* _WHAT THE TASK ASKS_
Keep only those lines of the records that include the string "this".

Start of ENTRIES SUPPLIED

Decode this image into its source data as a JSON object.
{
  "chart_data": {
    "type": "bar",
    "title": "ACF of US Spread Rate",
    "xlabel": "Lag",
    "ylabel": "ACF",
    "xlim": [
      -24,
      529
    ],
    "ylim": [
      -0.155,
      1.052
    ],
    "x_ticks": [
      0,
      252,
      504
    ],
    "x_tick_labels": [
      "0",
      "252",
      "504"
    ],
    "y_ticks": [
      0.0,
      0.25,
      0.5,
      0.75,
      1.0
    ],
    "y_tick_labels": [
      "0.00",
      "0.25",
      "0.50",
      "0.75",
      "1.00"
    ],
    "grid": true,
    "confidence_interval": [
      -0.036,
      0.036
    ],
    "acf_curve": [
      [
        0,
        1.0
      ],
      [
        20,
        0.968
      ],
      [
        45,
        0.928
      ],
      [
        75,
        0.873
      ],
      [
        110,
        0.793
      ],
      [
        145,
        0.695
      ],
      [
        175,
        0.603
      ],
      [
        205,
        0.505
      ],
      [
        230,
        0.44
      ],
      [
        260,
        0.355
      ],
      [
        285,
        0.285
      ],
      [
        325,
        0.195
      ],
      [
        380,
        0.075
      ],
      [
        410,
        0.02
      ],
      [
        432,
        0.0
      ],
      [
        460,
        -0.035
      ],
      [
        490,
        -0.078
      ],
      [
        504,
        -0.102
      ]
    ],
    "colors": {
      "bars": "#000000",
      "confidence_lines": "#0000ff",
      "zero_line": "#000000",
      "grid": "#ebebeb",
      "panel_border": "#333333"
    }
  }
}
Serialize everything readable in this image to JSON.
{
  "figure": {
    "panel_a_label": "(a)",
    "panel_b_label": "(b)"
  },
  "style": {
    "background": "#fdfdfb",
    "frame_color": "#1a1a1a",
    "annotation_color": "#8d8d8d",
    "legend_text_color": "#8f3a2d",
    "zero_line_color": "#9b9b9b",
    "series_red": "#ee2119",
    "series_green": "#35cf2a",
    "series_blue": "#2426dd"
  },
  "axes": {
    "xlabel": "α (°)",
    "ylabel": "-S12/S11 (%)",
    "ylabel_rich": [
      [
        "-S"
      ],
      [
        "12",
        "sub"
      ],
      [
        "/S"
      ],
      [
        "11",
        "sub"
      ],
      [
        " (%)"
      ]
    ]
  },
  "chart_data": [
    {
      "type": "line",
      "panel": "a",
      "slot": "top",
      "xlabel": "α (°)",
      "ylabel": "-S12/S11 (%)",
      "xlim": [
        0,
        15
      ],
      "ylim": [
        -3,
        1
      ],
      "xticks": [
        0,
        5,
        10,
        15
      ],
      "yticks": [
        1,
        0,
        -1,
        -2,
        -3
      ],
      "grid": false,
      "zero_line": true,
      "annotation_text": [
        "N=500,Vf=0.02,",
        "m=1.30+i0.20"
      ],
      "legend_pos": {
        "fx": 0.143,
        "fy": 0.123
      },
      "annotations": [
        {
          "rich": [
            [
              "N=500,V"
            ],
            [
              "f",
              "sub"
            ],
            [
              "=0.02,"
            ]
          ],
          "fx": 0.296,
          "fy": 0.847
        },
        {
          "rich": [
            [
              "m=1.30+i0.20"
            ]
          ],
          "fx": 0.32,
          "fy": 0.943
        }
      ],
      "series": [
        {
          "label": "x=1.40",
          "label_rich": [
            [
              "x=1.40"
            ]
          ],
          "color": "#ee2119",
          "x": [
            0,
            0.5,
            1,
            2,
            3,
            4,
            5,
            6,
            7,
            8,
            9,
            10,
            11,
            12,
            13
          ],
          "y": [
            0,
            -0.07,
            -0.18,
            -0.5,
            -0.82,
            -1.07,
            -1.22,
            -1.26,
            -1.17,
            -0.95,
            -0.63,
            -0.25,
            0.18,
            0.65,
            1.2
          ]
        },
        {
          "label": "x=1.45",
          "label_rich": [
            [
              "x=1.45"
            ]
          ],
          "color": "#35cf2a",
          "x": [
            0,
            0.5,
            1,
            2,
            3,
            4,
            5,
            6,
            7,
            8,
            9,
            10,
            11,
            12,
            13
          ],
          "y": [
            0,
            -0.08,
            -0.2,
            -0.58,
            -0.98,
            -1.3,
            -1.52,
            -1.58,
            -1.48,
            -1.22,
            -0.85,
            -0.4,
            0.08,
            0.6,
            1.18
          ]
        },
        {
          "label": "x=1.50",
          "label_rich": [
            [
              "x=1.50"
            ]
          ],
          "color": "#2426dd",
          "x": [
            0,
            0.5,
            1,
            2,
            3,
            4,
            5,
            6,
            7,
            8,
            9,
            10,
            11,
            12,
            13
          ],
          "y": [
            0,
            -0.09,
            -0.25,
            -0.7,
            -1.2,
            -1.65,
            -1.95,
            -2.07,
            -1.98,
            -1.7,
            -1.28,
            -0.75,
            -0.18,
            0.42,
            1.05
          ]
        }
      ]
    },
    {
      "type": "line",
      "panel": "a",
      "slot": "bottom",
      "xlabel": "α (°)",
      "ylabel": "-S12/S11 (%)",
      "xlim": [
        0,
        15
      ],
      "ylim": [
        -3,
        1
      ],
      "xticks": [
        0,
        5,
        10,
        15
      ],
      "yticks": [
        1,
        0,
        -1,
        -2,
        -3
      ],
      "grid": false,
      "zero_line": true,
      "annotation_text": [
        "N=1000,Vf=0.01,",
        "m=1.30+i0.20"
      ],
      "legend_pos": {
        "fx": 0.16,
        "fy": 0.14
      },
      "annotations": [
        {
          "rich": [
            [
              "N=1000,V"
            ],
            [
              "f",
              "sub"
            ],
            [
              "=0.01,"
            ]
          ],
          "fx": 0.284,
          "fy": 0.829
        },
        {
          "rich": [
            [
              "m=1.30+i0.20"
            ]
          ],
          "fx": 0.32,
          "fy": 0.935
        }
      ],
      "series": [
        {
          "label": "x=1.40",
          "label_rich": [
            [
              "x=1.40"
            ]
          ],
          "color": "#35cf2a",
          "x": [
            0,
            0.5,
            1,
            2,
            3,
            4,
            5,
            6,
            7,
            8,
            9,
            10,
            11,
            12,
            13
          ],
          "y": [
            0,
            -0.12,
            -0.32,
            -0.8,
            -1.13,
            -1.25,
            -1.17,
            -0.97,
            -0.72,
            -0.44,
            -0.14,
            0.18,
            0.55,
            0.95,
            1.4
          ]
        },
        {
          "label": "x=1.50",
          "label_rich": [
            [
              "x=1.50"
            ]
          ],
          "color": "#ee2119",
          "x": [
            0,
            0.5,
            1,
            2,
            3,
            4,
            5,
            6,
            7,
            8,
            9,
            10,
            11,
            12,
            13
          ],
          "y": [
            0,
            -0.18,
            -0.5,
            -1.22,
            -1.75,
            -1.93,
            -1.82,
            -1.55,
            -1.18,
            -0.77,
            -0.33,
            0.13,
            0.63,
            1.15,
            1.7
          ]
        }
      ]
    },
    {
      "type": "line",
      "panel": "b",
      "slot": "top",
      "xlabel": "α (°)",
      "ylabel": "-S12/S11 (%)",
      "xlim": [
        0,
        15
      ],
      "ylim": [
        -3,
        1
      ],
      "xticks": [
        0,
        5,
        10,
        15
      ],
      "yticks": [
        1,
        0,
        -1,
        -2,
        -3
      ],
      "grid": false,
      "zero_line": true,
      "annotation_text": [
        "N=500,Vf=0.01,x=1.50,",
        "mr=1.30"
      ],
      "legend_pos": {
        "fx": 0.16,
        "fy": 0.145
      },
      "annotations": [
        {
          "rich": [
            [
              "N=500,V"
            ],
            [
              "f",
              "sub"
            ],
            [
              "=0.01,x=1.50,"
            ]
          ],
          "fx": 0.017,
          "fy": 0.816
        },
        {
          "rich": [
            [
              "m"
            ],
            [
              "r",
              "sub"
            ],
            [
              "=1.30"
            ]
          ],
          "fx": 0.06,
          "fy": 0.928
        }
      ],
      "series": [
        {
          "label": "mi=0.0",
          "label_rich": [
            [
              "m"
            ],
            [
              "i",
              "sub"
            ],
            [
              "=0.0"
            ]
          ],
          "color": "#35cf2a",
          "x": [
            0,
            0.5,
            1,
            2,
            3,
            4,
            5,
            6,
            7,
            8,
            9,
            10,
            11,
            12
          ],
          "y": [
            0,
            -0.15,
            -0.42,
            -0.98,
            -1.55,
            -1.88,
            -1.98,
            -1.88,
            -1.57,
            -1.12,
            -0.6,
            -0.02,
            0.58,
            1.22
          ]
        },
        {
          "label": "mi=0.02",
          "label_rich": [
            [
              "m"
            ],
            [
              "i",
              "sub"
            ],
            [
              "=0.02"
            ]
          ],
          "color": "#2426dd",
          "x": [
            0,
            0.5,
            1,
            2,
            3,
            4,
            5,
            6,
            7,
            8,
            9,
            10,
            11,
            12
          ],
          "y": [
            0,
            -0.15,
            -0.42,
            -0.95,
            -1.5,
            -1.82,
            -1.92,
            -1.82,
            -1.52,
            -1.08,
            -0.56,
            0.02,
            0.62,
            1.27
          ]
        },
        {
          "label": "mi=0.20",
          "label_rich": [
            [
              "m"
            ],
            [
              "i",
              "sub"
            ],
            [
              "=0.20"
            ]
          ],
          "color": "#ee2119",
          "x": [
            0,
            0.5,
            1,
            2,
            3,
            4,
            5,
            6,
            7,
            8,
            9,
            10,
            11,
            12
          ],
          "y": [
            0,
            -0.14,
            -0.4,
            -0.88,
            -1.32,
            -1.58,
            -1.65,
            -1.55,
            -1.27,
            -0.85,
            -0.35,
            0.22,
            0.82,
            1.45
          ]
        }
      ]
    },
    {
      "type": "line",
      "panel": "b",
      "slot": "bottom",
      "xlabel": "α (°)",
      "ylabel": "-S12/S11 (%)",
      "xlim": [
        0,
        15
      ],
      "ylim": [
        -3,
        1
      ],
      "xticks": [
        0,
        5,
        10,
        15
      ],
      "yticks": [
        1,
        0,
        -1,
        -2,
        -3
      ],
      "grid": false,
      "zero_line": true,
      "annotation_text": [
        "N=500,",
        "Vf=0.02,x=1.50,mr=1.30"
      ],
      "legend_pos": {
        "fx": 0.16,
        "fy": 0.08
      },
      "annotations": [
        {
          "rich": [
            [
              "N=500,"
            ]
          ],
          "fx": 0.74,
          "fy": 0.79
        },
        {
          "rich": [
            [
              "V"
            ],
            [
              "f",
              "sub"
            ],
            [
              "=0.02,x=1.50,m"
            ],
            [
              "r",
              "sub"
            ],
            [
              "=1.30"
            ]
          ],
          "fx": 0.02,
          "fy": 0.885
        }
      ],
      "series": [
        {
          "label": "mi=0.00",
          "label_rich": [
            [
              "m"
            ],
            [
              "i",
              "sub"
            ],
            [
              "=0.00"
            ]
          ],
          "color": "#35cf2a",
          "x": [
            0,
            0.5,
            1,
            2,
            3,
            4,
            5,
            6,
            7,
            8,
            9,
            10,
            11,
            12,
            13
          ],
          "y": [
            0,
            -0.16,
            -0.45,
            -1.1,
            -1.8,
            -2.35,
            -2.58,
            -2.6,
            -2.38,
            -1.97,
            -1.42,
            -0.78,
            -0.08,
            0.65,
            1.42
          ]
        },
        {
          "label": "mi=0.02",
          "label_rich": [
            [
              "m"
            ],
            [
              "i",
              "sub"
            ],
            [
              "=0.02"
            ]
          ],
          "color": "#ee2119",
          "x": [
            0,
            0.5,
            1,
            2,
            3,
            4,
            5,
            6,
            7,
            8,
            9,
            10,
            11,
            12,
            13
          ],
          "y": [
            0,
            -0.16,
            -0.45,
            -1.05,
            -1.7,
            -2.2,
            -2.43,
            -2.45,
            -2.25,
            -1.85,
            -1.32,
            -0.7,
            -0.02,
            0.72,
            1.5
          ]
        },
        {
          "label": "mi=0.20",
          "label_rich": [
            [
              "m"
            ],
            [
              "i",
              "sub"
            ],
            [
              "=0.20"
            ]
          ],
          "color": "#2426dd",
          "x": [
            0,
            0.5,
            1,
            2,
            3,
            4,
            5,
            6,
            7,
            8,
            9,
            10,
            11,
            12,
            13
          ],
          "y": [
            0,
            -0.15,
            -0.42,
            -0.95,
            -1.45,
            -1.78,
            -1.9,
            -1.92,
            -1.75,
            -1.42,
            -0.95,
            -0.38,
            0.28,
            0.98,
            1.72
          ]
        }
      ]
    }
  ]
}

End of ENTRIES SUPPLIED

* _ANSWER TO THE TASK_
Decode this image into its source data as a JSON object.
Serialize everything readable in this image to JSON.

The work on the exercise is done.